- [Task details]:
Collect each line of the entries that holds the string "baseline".

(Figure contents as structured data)
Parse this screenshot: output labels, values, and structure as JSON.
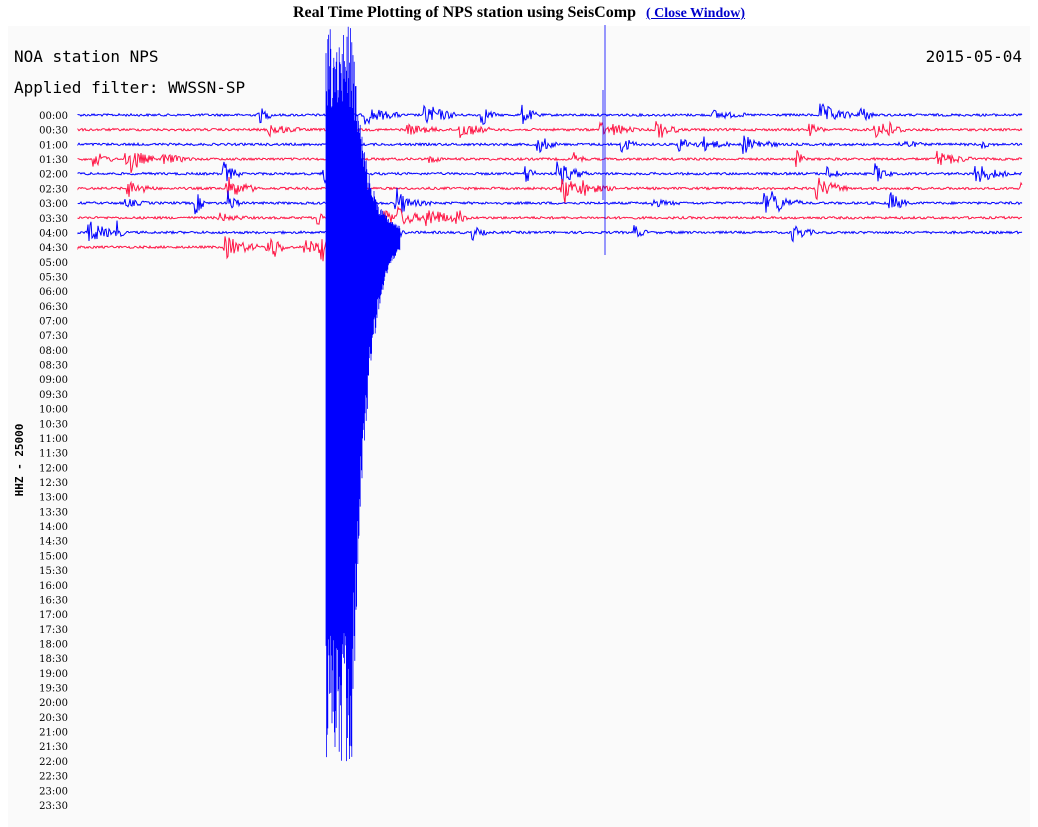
{
  "header": {
    "title": "Real Time Plotting of NPS station using SeisComp",
    "link": "( Close Window)"
  },
  "plot": {
    "station": "NOA station NPS",
    "date": "2015-05-04",
    "filter": "Applied filter: WWSSN-SP",
    "axis_label": "HHZ - 25000",
    "time_labels": [
      "00:00",
      "00:30",
      "01:00",
      "01:30",
      "02:00",
      "02:30",
      "03:00",
      "03:30",
      "04:00",
      "04:30",
      "05:00",
      "05:30",
      "06:00",
      "06:30",
      "07:00",
      "07:30",
      "08:00",
      "08:30",
      "09:00",
      "09:30",
      "10:00",
      "10:30",
      "11:00",
      "11:30",
      "12:00",
      "12:30",
      "13:00",
      "13:30",
      "14:00",
      "14:30",
      "15:00",
      "15:30",
      "16:00",
      "16:30",
      "17:00",
      "17:30",
      "18:00",
      "18:30",
      "19:00",
      "19:30",
      "20:00",
      "20:30",
      "21:00",
      "21:30",
      "22:00",
      "22:30",
      "23:00",
      "23:30"
    ]
  }
}
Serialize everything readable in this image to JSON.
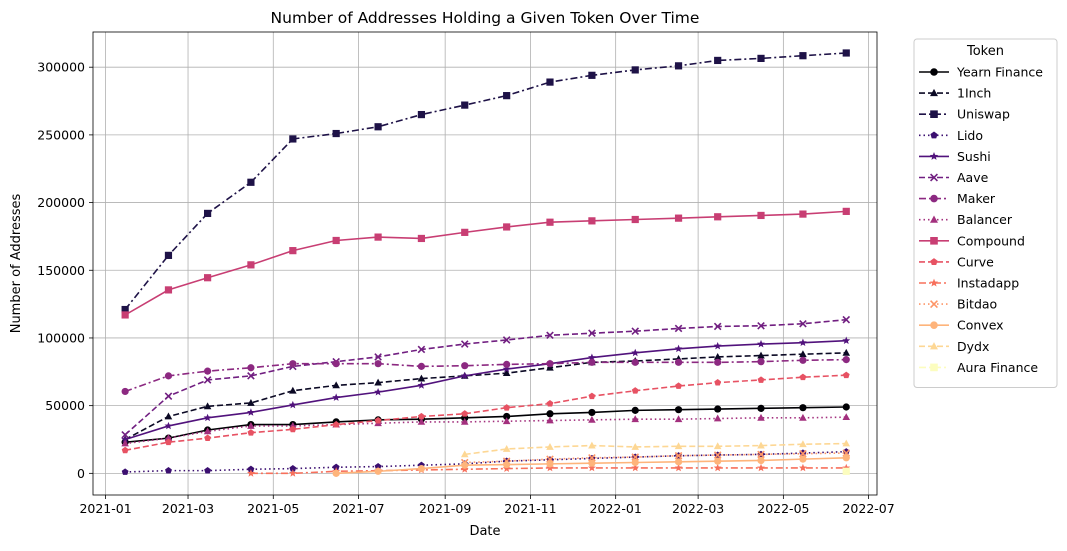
{
  "chart_data": {
    "type": "line",
    "title": "Number of Addresses Holding a Given Token Over Time",
    "xlabel": "Date",
    "ylabel": "Number of Addresses",
    "xlim": [
      "2020-12-23",
      "2022-07-07"
    ],
    "ylim": [
      -16000,
      326000
    ],
    "grid": true,
    "legend": {
      "title": "Token",
      "placement": "outside-right"
    },
    "x_ticks": [
      "2021-01",
      "2021-03",
      "2021-05",
      "2021-07",
      "2021-09",
      "2021-11",
      "2022-01",
      "2022-03",
      "2022-05",
      "2022-07"
    ],
    "x_tick_dates": [
      "2021-01-01",
      "2021-03-01",
      "2021-05-01",
      "2021-07-01",
      "2021-09-01",
      "2021-11-01",
      "2022-01-01",
      "2022-03-01",
      "2022-05-01",
      "2022-07-01"
    ],
    "y_ticks": [
      0,
      50000,
      100000,
      150000,
      200000,
      250000,
      300000
    ],
    "x": [
      "2021-01-15",
      "2021-02-15",
      "2021-03-15",
      "2021-04-15",
      "2021-05-15",
      "2021-06-15",
      "2021-07-15",
      "2021-08-15",
      "2021-09-15",
      "2021-10-15",
      "2021-11-15",
      "2021-12-15",
      "2022-01-15",
      "2022-02-15",
      "2022-03-15",
      "2022-04-15",
      "2022-05-15",
      "2022-06-15"
    ],
    "series": [
      {
        "name": "Yearn Finance",
        "color": "#000004",
        "dash": "solid",
        "marker": "circle",
        "values": [
          23000,
          26000,
          32000,
          36000,
          36000,
          38000,
          39500,
          40000,
          41000,
          42000,
          44000,
          45000,
          46500,
          47000,
          47500,
          48000,
          48500,
          49000
        ]
      },
      {
        "name": "1Inch",
        "color": "#0b0924",
        "dash": "dashed",
        "marker": "triangle",
        "values": [
          25000,
          42000,
          49500,
          52000,
          61000,
          65000,
          67000,
          70000,
          72000,
          74000,
          78000,
          82000,
          83000,
          84500,
          86000,
          87000,
          88000,
          89000
        ]
      },
      {
        "name": "Uniswap",
        "color": "#1e1247",
        "dash": "dashdot",
        "marker": "square",
        "values": [
          121000,
          161000,
          192000,
          215000,
          247000,
          251000,
          256000,
          265000,
          272000,
          279000,
          289000,
          294000,
          298000,
          301000,
          305000,
          306500,
          308500,
          310500
        ]
      },
      {
        "name": "Lido",
        "color": "#3b0f70",
        "dash": "dotted",
        "marker": "pentagon",
        "values": [
          1000,
          2000,
          2000,
          3000,
          3500,
          4500,
          5000,
          6000,
          7000,
          9000,
          10000,
          11000,
          12000,
          13000,
          13500,
          14000,
          15000,
          16000
        ]
      },
      {
        "name": "Sushi",
        "color": "#51127c",
        "dash": "solid",
        "marker": "star",
        "values": [
          25000,
          35000,
          41000,
          45000,
          50500,
          56000,
          60000,
          65000,
          72000,
          77000,
          81000,
          85500,
          89000,
          92000,
          94000,
          95500,
          96500,
          98000
        ]
      },
      {
        "name": "Aave",
        "color": "#711f81",
        "dash": "dashed",
        "marker": "x",
        "values": [
          28500,
          57000,
          69000,
          72000,
          79000,
          82500,
          86000,
          91500,
          95500,
          98500,
          102000,
          103500,
          105000,
          107000,
          108500,
          109000,
          110500,
          113500
        ]
      },
      {
        "name": "Maker",
        "color": "#8c2981",
        "dash": "dashdot",
        "marker": "circle",
        "values": [
          60500,
          72000,
          75500,
          78000,
          81000,
          81000,
          81000,
          79000,
          79500,
          80500,
          81000,
          82000,
          82000,
          82000,
          82000,
          82500,
          83500,
          84000
        ]
      },
      {
        "name": "Balancer",
        "color": "#a3307e",
        "dash": "dotted",
        "marker": "triangle",
        "values": [
          22000,
          26000,
          31000,
          35000,
          35000,
          36000,
          37000,
          38000,
          38000,
          38500,
          39000,
          39500,
          40000,
          40000,
          40500,
          41000,
          41000,
          41500
        ]
      },
      {
        "name": "Compound",
        "color": "#c83e73",
        "dash": "solid",
        "marker": "square",
        "values": [
          117000,
          135500,
          144500,
          154000,
          164500,
          172000,
          174500,
          173500,
          178000,
          182000,
          185500,
          186500,
          187500,
          188500,
          189500,
          190500,
          191500,
          193500
        ]
      },
      {
        "name": "Curve",
        "color": "#e75263",
        "dash": "dashed",
        "marker": "pentagon",
        "values": [
          17000,
          23000,
          26000,
          30000,
          32500,
          36000,
          39000,
          42000,
          44000,
          48500,
          51500,
          57000,
          61000,
          64500,
          67000,
          69000,
          71000,
          72500
        ]
      },
      {
        "name": "Instadapp",
        "color": "#f7705c",
        "dash": "dashdot",
        "marker": "star",
        "values": [
          null,
          null,
          null,
          0,
          0,
          1500,
          2000,
          2500,
          3000,
          3500,
          4000,
          4000,
          4000,
          4000,
          4000,
          4000,
          4000,
          4000
        ]
      },
      {
        "name": "Bitdao",
        "color": "#fd9567",
        "dash": "dotted",
        "marker": "x",
        "values": [
          null,
          null,
          null,
          null,
          null,
          null,
          null,
          null,
          8000,
          9000,
          10500,
          11500,
          12000,
          13000,
          13500,
          14000,
          14500,
          15000
        ]
      },
      {
        "name": "Convex",
        "color": "#feb47b",
        "dash": "solid",
        "marker": "circle",
        "values": [
          null,
          null,
          null,
          null,
          null,
          0,
          1500,
          3500,
          6000,
          6500,
          7000,
          7500,
          8000,
          8500,
          9000,
          9500,
          10500,
          11500
        ]
      },
      {
        "name": "Dydx",
        "color": "#fdd794",
        "dash": "dashed",
        "marker": "triangle",
        "values": [
          null,
          null,
          null,
          null,
          null,
          null,
          null,
          null,
          14000,
          18000,
          19500,
          20500,
          19500,
          20000,
          20000,
          20500,
          21500,
          22000
        ]
      },
      {
        "name": "Aura Finance",
        "color": "#fcfdbf",
        "dash": "dashdot",
        "marker": "square",
        "values": [
          null,
          null,
          null,
          null,
          null,
          null,
          null,
          null,
          null,
          null,
          null,
          null,
          null,
          null,
          null,
          null,
          null,
          1500
        ]
      }
    ]
  }
}
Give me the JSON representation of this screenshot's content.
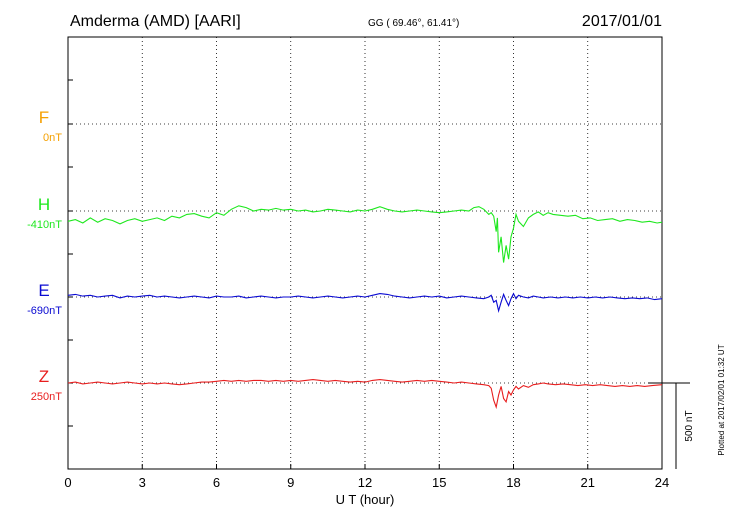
{
  "header": {
    "station": "Amderma (AMD)  [AARI]",
    "coords": "GG ( 69.46°,  61.41°)",
    "date": "2017/01/01"
  },
  "footer": {
    "plotted_note": "Plotted at 2017/02/01 01:32 UT"
  },
  "scale_bar": {
    "label": "500 nT",
    "value_nT": 500
  },
  "colors": {
    "F": "#f5a000",
    "H": "#1ee81e",
    "E": "#0a0ad2",
    "Z": "#e81e1e",
    "frame": "#000000"
  },
  "chart_data": {
    "type": "line",
    "xlabel": "U T (hour)",
    "xlim": [
      0,
      24
    ],
    "x_ticks": [
      "0",
      "3",
      "6",
      "9",
      "12",
      "15",
      "18",
      "21",
      "24"
    ],
    "grid": true,
    "series": [
      {
        "name": "F",
        "baseline": "0nT",
        "points": []
      },
      {
        "name": "H",
        "baseline": "-410nT",
        "points": [
          [
            0,
            -60
          ],
          [
            0.3,
            -50
          ],
          [
            0.6,
            -70
          ],
          [
            0.9,
            -40
          ],
          [
            1.2,
            -65
          ],
          [
            1.5,
            -45
          ],
          [
            1.8,
            -55
          ],
          [
            2.1,
            -75
          ],
          [
            2.4,
            -55
          ],
          [
            2.7,
            -45
          ],
          [
            3.0,
            -60
          ],
          [
            3.3,
            -50
          ],
          [
            3.6,
            -40
          ],
          [
            3.9,
            -55
          ],
          [
            4.2,
            -30
          ],
          [
            4.5,
            -40
          ],
          [
            4.8,
            -20
          ],
          [
            5.1,
            -15
          ],
          [
            5.4,
            -30
          ],
          [
            5.7,
            -40
          ],
          [
            6.0,
            -10
          ],
          [
            6.3,
            -25
          ],
          [
            6.6,
            10
          ],
          [
            6.9,
            30
          ],
          [
            7.2,
            20
          ],
          [
            7.5,
            0
          ],
          [
            7.8,
            10
          ],
          [
            8.1,
            5
          ],
          [
            8.4,
            15
          ],
          [
            8.7,
            5
          ],
          [
            9.0,
            10
          ],
          [
            9.3,
            0
          ],
          [
            9.6,
            5
          ],
          [
            9.9,
            -5
          ],
          [
            10.2,
            0
          ],
          [
            10.5,
            10
          ],
          [
            10.8,
            5
          ],
          [
            11.1,
            0
          ],
          [
            11.4,
            -5
          ],
          [
            11.7,
            5
          ],
          [
            12.0,
            0
          ],
          [
            12.3,
            10
          ],
          [
            12.6,
            25
          ],
          [
            12.9,
            10
          ],
          [
            13.2,
            0
          ],
          [
            13.5,
            -5
          ],
          [
            13.8,
            0
          ],
          [
            14.1,
            5
          ],
          [
            14.4,
            0
          ],
          [
            14.7,
            -5
          ],
          [
            15.0,
            -10
          ],
          [
            15.3,
            -5
          ],
          [
            15.6,
            0
          ],
          [
            15.9,
            5
          ],
          [
            16.2,
            0
          ],
          [
            16.4,
            20
          ],
          [
            16.6,
            25
          ],
          [
            16.8,
            10
          ],
          [
            17.0,
            -20
          ],
          [
            17.1,
            -10
          ],
          [
            17.2,
            -30
          ],
          [
            17.3,
            -120
          ],
          [
            17.35,
            -40
          ],
          [
            17.4,
            -240
          ],
          [
            17.5,
            -150
          ],
          [
            17.6,
            -300
          ],
          [
            17.7,
            -200
          ],
          [
            17.8,
            -280
          ],
          [
            17.9,
            -150
          ],
          [
            18.0,
            -100
          ],
          [
            18.1,
            -20
          ],
          [
            18.2,
            -60
          ],
          [
            18.4,
            -90
          ],
          [
            18.6,
            -40
          ],
          [
            18.8,
            -20
          ],
          [
            19.0,
            -5
          ],
          [
            19.2,
            -25
          ],
          [
            19.4,
            -10
          ],
          [
            19.6,
            -20
          ],
          [
            19.9,
            -25
          ],
          [
            20.2,
            -30
          ],
          [
            20.5,
            -25
          ],
          [
            20.8,
            -45
          ],
          [
            21.1,
            -40
          ],
          [
            21.4,
            -55
          ],
          [
            21.7,
            -50
          ],
          [
            22.0,
            -45
          ],
          [
            22.3,
            -60
          ],
          [
            22.6,
            -50
          ],
          [
            22.9,
            -55
          ],
          [
            23.2,
            -65
          ],
          [
            23.5,
            -60
          ],
          [
            23.8,
            -70
          ],
          [
            24.0,
            -65
          ]
        ]
      },
      {
        "name": "E",
        "baseline": "-690nT",
        "points": [
          [
            0,
            10
          ],
          [
            0.3,
            15
          ],
          [
            0.6,
            5
          ],
          [
            0.9,
            10
          ],
          [
            1.2,
            0
          ],
          [
            1.5,
            5
          ],
          [
            1.8,
            10
          ],
          [
            2.1,
            -5
          ],
          [
            2.4,
            5
          ],
          [
            2.7,
            0
          ],
          [
            3.0,
            5
          ],
          [
            3.3,
            10
          ],
          [
            3.6,
            0
          ],
          [
            3.9,
            5
          ],
          [
            4.2,
            0
          ],
          [
            4.5,
            -5
          ],
          [
            4.8,
            0
          ],
          [
            5.1,
            5
          ],
          [
            5.4,
            0
          ],
          [
            5.7,
            -5
          ],
          [
            6.0,
            5
          ],
          [
            6.3,
            0
          ],
          [
            6.6,
            0
          ],
          [
            6.9,
            5
          ],
          [
            7.2,
            -5
          ],
          [
            7.5,
            0
          ],
          [
            7.8,
            5
          ],
          [
            8.1,
            0
          ],
          [
            8.4,
            -5
          ],
          [
            8.7,
            0
          ],
          [
            9.0,
            0
          ],
          [
            9.3,
            5
          ],
          [
            9.6,
            0
          ],
          [
            9.9,
            -5
          ],
          [
            10.2,
            0
          ],
          [
            10.5,
            5
          ],
          [
            10.8,
            0
          ],
          [
            11.1,
            -5
          ],
          [
            11.4,
            0
          ],
          [
            11.7,
            5
          ],
          [
            12.0,
            0
          ],
          [
            12.3,
            10
          ],
          [
            12.6,
            20
          ],
          [
            12.9,
            15
          ],
          [
            13.2,
            5
          ],
          [
            13.5,
            0
          ],
          [
            13.8,
            -5
          ],
          [
            14.1,
            0
          ],
          [
            14.4,
            5
          ],
          [
            14.7,
            0
          ],
          [
            15.0,
            5
          ],
          [
            15.3,
            -5
          ],
          [
            15.6,
            0
          ],
          [
            15.9,
            5
          ],
          [
            16.2,
            0
          ],
          [
            16.5,
            -5
          ],
          [
            16.8,
            -10
          ],
          [
            17.0,
            0
          ],
          [
            17.1,
            10
          ],
          [
            17.2,
            -30
          ],
          [
            17.3,
            -20
          ],
          [
            17.4,
            -80
          ],
          [
            17.5,
            -30
          ],
          [
            17.6,
            15
          ],
          [
            17.7,
            -20
          ],
          [
            17.8,
            -50
          ],
          [
            17.9,
            -10
          ],
          [
            18.0,
            20
          ],
          [
            18.1,
            -10
          ],
          [
            18.2,
            10
          ],
          [
            18.4,
            0
          ],
          [
            18.6,
            -5
          ],
          [
            18.8,
            5
          ],
          [
            19.0,
            0
          ],
          [
            19.2,
            -5
          ],
          [
            19.5,
            0
          ],
          [
            19.8,
            -5
          ],
          [
            20.1,
            0
          ],
          [
            20.4,
            -5
          ],
          [
            20.7,
            0
          ],
          [
            21.0,
            -5
          ],
          [
            21.3,
            0
          ],
          [
            21.6,
            -5
          ],
          [
            21.9,
            0
          ],
          [
            22.2,
            -5
          ],
          [
            22.5,
            -10
          ],
          [
            22.8,
            -5
          ],
          [
            23.1,
            -10
          ],
          [
            23.4,
            -5
          ],
          [
            23.7,
            -15
          ],
          [
            24.0,
            -10
          ]
        ]
      },
      {
        "name": "Z",
        "baseline": "250nT",
        "points": [
          [
            0,
            0
          ],
          [
            0.3,
            5
          ],
          [
            0.6,
            -5
          ],
          [
            0.9,
            0
          ],
          [
            1.2,
            5
          ],
          [
            1.5,
            0
          ],
          [
            1.8,
            -5
          ],
          [
            2.1,
            0
          ],
          [
            2.4,
            5
          ],
          [
            2.7,
            0
          ],
          [
            3.0,
            -5
          ],
          [
            3.3,
            0
          ],
          [
            3.6,
            -5
          ],
          [
            3.9,
            0
          ],
          [
            4.2,
            -5
          ],
          [
            4.5,
            -10
          ],
          [
            4.8,
            -5
          ],
          [
            5.1,
            0
          ],
          [
            5.4,
            5
          ],
          [
            5.7,
            5
          ],
          [
            6.0,
            10
          ],
          [
            6.3,
            15
          ],
          [
            6.6,
            10
          ],
          [
            6.9,
            15
          ],
          [
            7.2,
            10
          ],
          [
            7.5,
            15
          ],
          [
            7.8,
            15
          ],
          [
            8.1,
            10
          ],
          [
            8.4,
            15
          ],
          [
            8.7,
            10
          ],
          [
            9.0,
            15
          ],
          [
            9.3,
            10
          ],
          [
            9.6,
            15
          ],
          [
            9.9,
            20
          ],
          [
            10.2,
            15
          ],
          [
            10.5,
            10
          ],
          [
            10.8,
            15
          ],
          [
            11.1,
            10
          ],
          [
            11.4,
            5
          ],
          [
            11.7,
            10
          ],
          [
            12.0,
            5
          ],
          [
            12.3,
            15
          ],
          [
            12.6,
            20
          ],
          [
            12.9,
            15
          ],
          [
            13.2,
            10
          ],
          [
            13.5,
            5
          ],
          [
            13.8,
            10
          ],
          [
            14.1,
            15
          ],
          [
            14.4,
            10
          ],
          [
            14.7,
            15
          ],
          [
            15.0,
            10
          ],
          [
            15.3,
            5
          ],
          [
            15.6,
            0
          ],
          [
            15.9,
            5
          ],
          [
            16.2,
            0
          ],
          [
            16.5,
            -5
          ],
          [
            16.8,
            -10
          ],
          [
            17.0,
            -15
          ],
          [
            17.1,
            -30
          ],
          [
            17.2,
            -100
          ],
          [
            17.3,
            -140
          ],
          [
            17.4,
            -70
          ],
          [
            17.5,
            -20
          ],
          [
            17.6,
            -90
          ],
          [
            17.7,
            -110
          ],
          [
            17.8,
            -50
          ],
          [
            17.9,
            -70
          ],
          [
            18.0,
            -40
          ],
          [
            18.1,
            -20
          ],
          [
            18.2,
            -35
          ],
          [
            18.4,
            -15
          ],
          [
            18.6,
            -25
          ],
          [
            18.8,
            -10
          ],
          [
            19.0,
            -5
          ],
          [
            19.2,
            0
          ],
          [
            19.4,
            -5
          ],
          [
            19.7,
            -10
          ],
          [
            20.0,
            -5
          ],
          [
            20.3,
            -10
          ],
          [
            20.6,
            -15
          ],
          [
            20.9,
            -10
          ],
          [
            21.2,
            -15
          ],
          [
            21.5,
            -10
          ],
          [
            21.8,
            -15
          ],
          [
            22.1,
            -20
          ],
          [
            22.4,
            -15
          ],
          [
            22.7,
            -20
          ],
          [
            23.0,
            -15
          ],
          [
            23.3,
            -20
          ],
          [
            23.6,
            -15
          ],
          [
            24.0,
            -10
          ]
        ]
      }
    ]
  }
}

- [Written reply]:
        "baseline": "0nT",
        "baseline": "-410nT",
        "baseline": "-690nT",
        "baseline": "250nT",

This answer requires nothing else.